_Exercise_. Will you write out all the entries below exactly?

_Extracted data_.
-.-.-

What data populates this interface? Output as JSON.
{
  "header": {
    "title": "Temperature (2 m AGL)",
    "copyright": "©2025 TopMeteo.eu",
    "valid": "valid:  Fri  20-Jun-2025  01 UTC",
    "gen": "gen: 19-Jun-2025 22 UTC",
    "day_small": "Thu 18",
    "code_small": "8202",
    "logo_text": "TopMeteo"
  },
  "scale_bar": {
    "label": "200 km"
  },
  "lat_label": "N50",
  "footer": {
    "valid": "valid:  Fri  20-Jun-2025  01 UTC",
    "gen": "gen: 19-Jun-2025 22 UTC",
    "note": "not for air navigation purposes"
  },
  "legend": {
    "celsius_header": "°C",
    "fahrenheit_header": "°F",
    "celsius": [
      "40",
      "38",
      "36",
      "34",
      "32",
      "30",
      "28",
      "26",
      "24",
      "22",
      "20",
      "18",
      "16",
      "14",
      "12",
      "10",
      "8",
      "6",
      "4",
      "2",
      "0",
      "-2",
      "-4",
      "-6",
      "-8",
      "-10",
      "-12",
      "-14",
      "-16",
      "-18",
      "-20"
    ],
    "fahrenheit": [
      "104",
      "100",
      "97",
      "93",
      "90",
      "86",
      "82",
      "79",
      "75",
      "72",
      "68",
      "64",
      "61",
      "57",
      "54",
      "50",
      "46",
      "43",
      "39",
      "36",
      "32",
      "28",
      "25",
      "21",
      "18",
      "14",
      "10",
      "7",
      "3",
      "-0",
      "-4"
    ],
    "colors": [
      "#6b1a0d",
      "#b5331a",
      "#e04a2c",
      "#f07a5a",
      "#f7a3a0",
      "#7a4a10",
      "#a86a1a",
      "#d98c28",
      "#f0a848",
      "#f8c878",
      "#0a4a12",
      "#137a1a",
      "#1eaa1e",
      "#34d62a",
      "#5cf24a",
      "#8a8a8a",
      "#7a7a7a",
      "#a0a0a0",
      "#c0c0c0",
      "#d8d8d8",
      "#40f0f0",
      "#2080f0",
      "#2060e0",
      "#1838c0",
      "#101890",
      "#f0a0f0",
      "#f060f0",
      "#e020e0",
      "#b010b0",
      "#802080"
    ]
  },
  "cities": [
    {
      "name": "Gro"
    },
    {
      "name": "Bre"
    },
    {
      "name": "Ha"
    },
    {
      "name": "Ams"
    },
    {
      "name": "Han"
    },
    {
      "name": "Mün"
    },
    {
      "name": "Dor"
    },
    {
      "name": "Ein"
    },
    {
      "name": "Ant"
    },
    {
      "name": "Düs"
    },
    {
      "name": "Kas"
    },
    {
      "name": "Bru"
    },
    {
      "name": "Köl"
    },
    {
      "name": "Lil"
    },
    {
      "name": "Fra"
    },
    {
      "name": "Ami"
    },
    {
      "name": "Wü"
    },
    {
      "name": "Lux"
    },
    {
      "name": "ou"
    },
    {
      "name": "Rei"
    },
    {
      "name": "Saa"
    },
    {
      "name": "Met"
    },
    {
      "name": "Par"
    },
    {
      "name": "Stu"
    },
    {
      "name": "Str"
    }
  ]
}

-.-.-

_In response_.
What data populates this interface? Output as JSON.
{
  "header": {
    "title": "Temperature (2 m AGL)",
    "copyright": "©2025 TopMeteo.eu",
    "valid": "valid:  Fri  20-Jun-2025  01 UTC",
    "gen": "gen: 19-Jun-2025 22 UTC",
    "day_small": "Thu 18",
    "code_small": "8202",
    "logo_text": "TopMeteo"
  },
  "scale_bar": {
    "label": "200 km"
  },
  "lat_label": "N50",
  "footer": {
    "valid": "valid:  Fri  20-Jun-2025  01 UTC",
    "gen": "gen: 19-Jun-2025 22 UTC",
    "note": "not for air navigation purposes"
  },
  "legend": {
    "celsius_header": "°C",
    "fahrenheit_header": "°F",
    "celsius": [
      "40",
      "38",
      "36",
      "34",
      "32",
      "30",
      "28",
      "26",
      "24",
      "22",
      "20",
      "18",
      "16",
      "14",
      "12",
      "10",
      "8",
      "6",
      "4",
      "2",
      "0",
      "-2",
      "-4",
      "-6",
      "-8",
      "-10",
      "-12",
      "-14",
      "-16",
      "-18",
      "-20"
    ],
    "fahrenheit": [
      "104",
      "100",
      "97",
      "93",
      "90",
      "86",
      "82",
      "79",
      "75",
      "72",
      "68",
      "64",
      "61",
      "57",
      "54",
      "50",
      "46",
      "43",
      "39",
      "36",
      "32",
      "28",
      "25",
      "21",
      "18",
      "14",
      "10",
      "7",
      "3",
      "-0",
      "-4"
    ],
    "colors": [
      "#6b1a0d",
      "#b5331a",
      "#e04a2c",
      "#f07a5a",
      "#f7a3a0",
      "#7a4a10",
      "#a86a1a",
      "#d98c28",
      "#f0a848",
      "#f8c878",
      "#0a4a12",
      "#137a1a",
      "#1eaa1e",
      "#34d62a",
      "#5cf24a",
      "#8a8a8a",
      "#7a7a7a",
      "#a0a0a0",
      "#c0c0c0",
      "#d8d8d8",
      "#40f0f0",
      "#2080f0",
      "#2060e0",
      "#1838c0",
      "#101890",
      "#f0a0f0",
      "#f060f0",
      "#e020e0",
      "#b010b0",
      "#802080"
    ]
  },
  "cities": [
    {
      "name": "Gro"
    },
    {
      "name": "Bre"
    },
    {
      "name": "Ha"
    },
    {
      "name": "Ams"
    },
    {
      "name": "Han"
    },
    {
      "name": "Mün"
    },
    {
      "name": "Dor"
    },
    {
      "name": "Ein"
    },
    {
      "name": "Ant"
    },
    {
      "name": "Düs"
    },
    {
      "name": "Kas"
    },
    {
      "name": "Bru"
    },
    {
      "name": "Köl"
    },
    {
      "name": "Lil"
    },
    {
      "name": "Fra"
    },
    {
      "name": "Ami"
    },
    {
      "name": "Wü"
    },
    {
      "name": "Lux"
    },
    {
      "name": "ou"
    },
    {
      "name": "Rei"
    },
    {
      "name": "Saa"
    },
    {
      "name": "Met"
    },
    {
      "name": "Par"
    },
    {
      "name": "Stu"
    },
    {
      "name": "Str"
    }
  ]
}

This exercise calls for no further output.